[BEGIN TEXT]

The heroic interrogator who doesn’t enjoy torture but who tortures out of a sense of duty is a myth. The very best we could hope for is an interrogator who tortures because he hates terrorists and wants to make them suffer but doesn’t actually enjoy torture for its own sake. But then we have torture for revenge, not torture to gain intelligence.

So rather than a contrived ticking nuclear bomb scenario, a more realistic one is a patrol looking for the location of a sniper or IED or whatever, and they grab someone and threaten him to force him to reveal the location. In one sense this is understandable…the soldiers don’t want to be killed or hurt, and torturing this person who might be a witness or might be suspect will allow them to avoid being hurt or killed, and might allow them to kill or capture enemies. But can we stand by and allow them to do this legally? As a matter of policy? Because if we do, then we’ve essentially allowed our soldiers to torture anyone at any time for any reason. We absolutely have to categorically forbid this behavior, and make it absolutely clear that any soldiers who do this will be court martialled, and we have to mean it, and we have to do it. Are soldiers in fear of their lives sometimes going to torture prisoners for reasons that seem good to them? Yes, but so what? People steal, that doesn’t mean we should do away with laws against stealing.

Torture as policy won’t get us good information, and it will invariably lose the war. We aren’t going to win the war by shooting a certain number of enemy fighters, and once we’ve shot them all, the war is over. We’ll win the war if and only if ordinary civilians over there prefer to cooperate with our soldiers to cooperating with the insurgents. And if ordinary civilians know that anyone taken into custody by American soldiers is very likely to end up tortured, or detained indefinately, with no recourse, how many civilians are going to cooperate with American soldiers? How many civilians are going to talk to American soldiers about where IEDs are planted, or where snipers are located, if they are likely to be taken into custody and tortured, rather than thanked?

You either don’t torture, because of the lack of success in getting results, or you should extend torture to other areas, such as criminals. It’s not like torture is a new idea from the Bush administration, after all. We had supposed we grew out of it.

But the point in the sentence you quoted wasn’t hypotheticals. It is that once you buy into the justification of torture in extreme situations, it creeps into less extreme ones. Our torture in Iraq has nothing to do with ticking bombs. Torturing a major terrorist in a crisis shouldn’t be used as justification for torturing some poor shmuck pulled off the street - yet this is exactly what the Bushies are doing. if they were honest about this, they’d have strict guidelines about when it is justified, and punish those who go beyond them. Instead, we get “we don’t torture and it is okay anyhow.”

[END TEXT]

**OBJECTIVES**
1 > Write out verbatim the part of the records that begins with their first line and ends with the line containing "- y-tick-label: 0.6: [43, 35, 63, 52]", including both of those lines.
2 > Continue the text on torture from the point where it stops.

[BEGIN MATERIAL FOR THE TASK]

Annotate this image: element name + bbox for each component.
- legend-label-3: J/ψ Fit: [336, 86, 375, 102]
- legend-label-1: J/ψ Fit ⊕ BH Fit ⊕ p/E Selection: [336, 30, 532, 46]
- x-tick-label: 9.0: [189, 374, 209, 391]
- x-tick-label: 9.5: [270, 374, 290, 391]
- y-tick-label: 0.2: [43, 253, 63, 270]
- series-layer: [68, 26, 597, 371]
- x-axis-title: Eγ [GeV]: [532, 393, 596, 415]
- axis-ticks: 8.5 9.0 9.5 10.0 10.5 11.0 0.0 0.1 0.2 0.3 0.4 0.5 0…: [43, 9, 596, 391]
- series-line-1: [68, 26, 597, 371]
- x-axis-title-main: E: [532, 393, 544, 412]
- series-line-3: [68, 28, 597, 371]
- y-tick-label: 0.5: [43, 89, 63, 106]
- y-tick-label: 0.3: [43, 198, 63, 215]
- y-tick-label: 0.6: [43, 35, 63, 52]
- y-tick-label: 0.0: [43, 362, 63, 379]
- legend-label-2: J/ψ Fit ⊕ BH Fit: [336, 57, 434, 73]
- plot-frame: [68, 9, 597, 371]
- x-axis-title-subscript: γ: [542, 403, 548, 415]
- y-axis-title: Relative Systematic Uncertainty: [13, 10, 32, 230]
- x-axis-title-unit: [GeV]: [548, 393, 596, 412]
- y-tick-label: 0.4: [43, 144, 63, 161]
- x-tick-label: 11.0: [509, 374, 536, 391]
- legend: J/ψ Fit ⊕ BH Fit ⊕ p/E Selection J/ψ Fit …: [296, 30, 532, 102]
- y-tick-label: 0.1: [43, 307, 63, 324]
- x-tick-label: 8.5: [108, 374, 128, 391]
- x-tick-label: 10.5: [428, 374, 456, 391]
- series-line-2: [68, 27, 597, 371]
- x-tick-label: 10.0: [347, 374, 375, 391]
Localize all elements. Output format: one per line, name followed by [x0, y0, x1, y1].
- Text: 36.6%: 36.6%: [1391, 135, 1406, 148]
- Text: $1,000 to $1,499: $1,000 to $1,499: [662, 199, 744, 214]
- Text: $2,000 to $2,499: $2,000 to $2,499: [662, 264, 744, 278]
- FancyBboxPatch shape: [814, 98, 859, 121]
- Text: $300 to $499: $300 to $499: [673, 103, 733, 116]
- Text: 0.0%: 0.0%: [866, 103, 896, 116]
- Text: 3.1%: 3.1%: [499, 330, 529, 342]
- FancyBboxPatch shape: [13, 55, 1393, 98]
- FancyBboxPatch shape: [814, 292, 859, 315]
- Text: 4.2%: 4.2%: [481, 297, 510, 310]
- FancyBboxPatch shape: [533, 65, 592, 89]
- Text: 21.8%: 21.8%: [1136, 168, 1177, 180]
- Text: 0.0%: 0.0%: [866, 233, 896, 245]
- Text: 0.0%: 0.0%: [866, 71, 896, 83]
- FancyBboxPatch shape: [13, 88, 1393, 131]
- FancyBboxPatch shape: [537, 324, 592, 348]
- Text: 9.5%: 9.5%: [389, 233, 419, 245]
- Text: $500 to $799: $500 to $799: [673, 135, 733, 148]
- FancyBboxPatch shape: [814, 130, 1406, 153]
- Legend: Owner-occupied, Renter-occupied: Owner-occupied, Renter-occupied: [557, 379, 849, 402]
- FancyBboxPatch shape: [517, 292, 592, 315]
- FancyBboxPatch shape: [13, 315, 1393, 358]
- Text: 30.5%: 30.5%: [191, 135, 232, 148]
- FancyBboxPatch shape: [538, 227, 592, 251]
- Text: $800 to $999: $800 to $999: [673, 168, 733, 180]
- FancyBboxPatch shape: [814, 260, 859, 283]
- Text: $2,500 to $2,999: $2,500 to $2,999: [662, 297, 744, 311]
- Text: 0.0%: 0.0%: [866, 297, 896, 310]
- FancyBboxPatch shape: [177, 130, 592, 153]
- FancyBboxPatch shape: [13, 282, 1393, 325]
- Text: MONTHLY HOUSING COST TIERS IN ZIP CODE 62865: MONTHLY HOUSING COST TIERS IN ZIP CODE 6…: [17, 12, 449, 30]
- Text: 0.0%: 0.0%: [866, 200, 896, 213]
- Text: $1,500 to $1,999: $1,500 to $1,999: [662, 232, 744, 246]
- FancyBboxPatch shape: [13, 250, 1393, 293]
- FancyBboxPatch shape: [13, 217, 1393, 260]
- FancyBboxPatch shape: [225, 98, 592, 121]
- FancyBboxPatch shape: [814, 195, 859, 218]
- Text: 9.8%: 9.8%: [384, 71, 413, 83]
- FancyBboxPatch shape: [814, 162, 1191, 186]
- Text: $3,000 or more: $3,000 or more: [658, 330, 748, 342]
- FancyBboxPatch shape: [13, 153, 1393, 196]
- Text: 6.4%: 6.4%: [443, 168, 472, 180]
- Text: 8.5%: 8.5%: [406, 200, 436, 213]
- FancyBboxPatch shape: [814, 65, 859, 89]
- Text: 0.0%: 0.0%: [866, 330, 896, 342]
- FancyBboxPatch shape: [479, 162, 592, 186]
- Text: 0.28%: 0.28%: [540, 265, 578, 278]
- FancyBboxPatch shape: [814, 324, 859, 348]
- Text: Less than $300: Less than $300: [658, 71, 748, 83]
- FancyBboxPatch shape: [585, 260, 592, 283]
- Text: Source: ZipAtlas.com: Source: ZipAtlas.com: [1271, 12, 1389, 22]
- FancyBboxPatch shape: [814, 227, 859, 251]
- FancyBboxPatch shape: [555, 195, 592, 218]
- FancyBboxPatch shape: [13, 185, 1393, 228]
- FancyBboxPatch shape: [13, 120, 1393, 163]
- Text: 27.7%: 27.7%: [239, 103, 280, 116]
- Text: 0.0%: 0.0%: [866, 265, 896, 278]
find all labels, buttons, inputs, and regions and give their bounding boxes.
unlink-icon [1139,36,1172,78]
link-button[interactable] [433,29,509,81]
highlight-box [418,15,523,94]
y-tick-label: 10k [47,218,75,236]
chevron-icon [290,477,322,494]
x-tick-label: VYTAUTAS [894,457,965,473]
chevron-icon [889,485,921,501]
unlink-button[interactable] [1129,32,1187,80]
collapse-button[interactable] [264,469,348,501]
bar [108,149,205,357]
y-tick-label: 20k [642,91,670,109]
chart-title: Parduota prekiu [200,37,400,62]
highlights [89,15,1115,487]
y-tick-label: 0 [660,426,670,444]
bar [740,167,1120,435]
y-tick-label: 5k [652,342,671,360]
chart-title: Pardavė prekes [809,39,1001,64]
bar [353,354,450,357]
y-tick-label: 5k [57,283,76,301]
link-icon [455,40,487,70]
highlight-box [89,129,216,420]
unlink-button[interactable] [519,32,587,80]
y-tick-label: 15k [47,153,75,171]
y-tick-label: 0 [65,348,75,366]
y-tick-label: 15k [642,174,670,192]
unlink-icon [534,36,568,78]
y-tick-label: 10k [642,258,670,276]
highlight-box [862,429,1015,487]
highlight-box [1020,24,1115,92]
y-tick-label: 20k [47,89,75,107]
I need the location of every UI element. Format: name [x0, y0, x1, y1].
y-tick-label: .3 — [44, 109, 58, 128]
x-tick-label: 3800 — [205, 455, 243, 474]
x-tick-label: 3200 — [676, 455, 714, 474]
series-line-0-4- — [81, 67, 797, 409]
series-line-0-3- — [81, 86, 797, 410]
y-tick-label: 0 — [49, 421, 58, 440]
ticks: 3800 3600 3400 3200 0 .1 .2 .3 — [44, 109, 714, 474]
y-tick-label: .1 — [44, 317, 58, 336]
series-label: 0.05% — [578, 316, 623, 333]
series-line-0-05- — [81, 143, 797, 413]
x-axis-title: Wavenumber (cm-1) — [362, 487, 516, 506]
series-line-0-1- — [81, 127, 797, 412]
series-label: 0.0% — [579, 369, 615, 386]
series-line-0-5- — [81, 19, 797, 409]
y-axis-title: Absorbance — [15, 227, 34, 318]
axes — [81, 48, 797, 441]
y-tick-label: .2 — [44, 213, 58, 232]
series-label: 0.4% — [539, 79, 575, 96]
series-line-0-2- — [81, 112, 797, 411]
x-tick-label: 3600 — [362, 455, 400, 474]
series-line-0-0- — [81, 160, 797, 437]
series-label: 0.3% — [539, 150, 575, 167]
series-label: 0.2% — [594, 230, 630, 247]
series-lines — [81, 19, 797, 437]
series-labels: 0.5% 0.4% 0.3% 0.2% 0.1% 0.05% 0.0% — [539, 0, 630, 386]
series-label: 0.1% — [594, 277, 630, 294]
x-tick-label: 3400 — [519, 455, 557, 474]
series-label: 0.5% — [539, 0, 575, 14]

[END MATERIAL FOR THE TASK]

**RESPONSES IN ORDER**
1 >
Annotate this image: element name + bbox for each component.
- legend-label-3: J/ψ Fit: [336, 86, 375, 102]
- legend-label-1: J/ψ Fit ⊕ BH Fit ⊕ p/E Selection: [336, 30, 532, 46]
- x-tick-label: 9.0: [189, 374, 209, 391]
- x-tick-label: 9.5: [270, 374, 290, 391]
- y-tick-label: 0.2: [43, 253, 63, 270]
- series-layer: [68, 26, 597, 371]
- x-axis-title: Eγ [GeV]: [532, 393, 596, 415]
- axis-ticks: 8.5 9.0 9.5 10.0 10.5 11.0 0.0 0.1 0.2 0.3 0.4 0.5 0…: [43, 9, 596, 391]
- series-line-1: [68, 26, 597, 371]
- x-axis-title-main: E: [532, 393, 544, 412]
- series-line-3: [68, 28, 597, 371]
- y-tick-label: 0.5: [43, 89, 63, 106]
- y-tick-label: 0.3: [43, 198, 63, 215]
- y-tick-label: 0.6: [43, 35, 63, 52]

2 >
I’m only human though, and I have to admit that the prospect of torturing those in the Adminstration who have dragged the reputation of the country I love through the mud makes me smile.

It’s an interesting question. It boils down to your desire to save the child (no, not ‘cheerleader’! :slight_smile: ). At the risk of sounding pedantic, moral choices aren’t supposed to be easy. When you’re confronted with a situation like that, you have to choose, and choosing not to torture the burier would constitute giving up on the kid.

I agree with Ravenman when he states that our ability/inability to define ‘true’ associations (and thereby torture innocent people) must be part of the equation. Having said that, only a fool would deny situational relativism to be part of that question as well.

We have people in this thread decrying “Jack Bauer” thought experiments on one hand while waving the absolutist “never ever!” flag with the other. If you’re absolutely unwilling to consider torture, then what are your other options? Some type of hypnotism? Using some magic “truth drug”? I doubt they work, or we wouldn’t be torturing people (sorry, Der Trihs…I don’t think people have torturing others as a goal), as the efficacy would win out.
And for that matter, why is the ticking time bomb written off as so much nonsense? I suspect (no cites, of course) that there are several targets in Afghanistan and Iraq who are suspected of knowing minefield maps, knowing of roadside bomb-patterns, and other passive ordnance. If you had a chance to potentially save 1,000 troops (arbitrary number, make it what you like), and probably several civilians, at what point does it become worth it to invest in the “soft” torture methods? If those don’t work, does your moral sense forbid breaking a finger?

I haven’t had to torture anyone. I have no problems imagining myself torturing someone for information I needed in extremis (I’m referring principally to my wife situation I described in post #2 above).

In my experience, people who eaasily say “never” simply haven’t been in a position that requires the choice.

-Cem

Great post overall…wish I had said it.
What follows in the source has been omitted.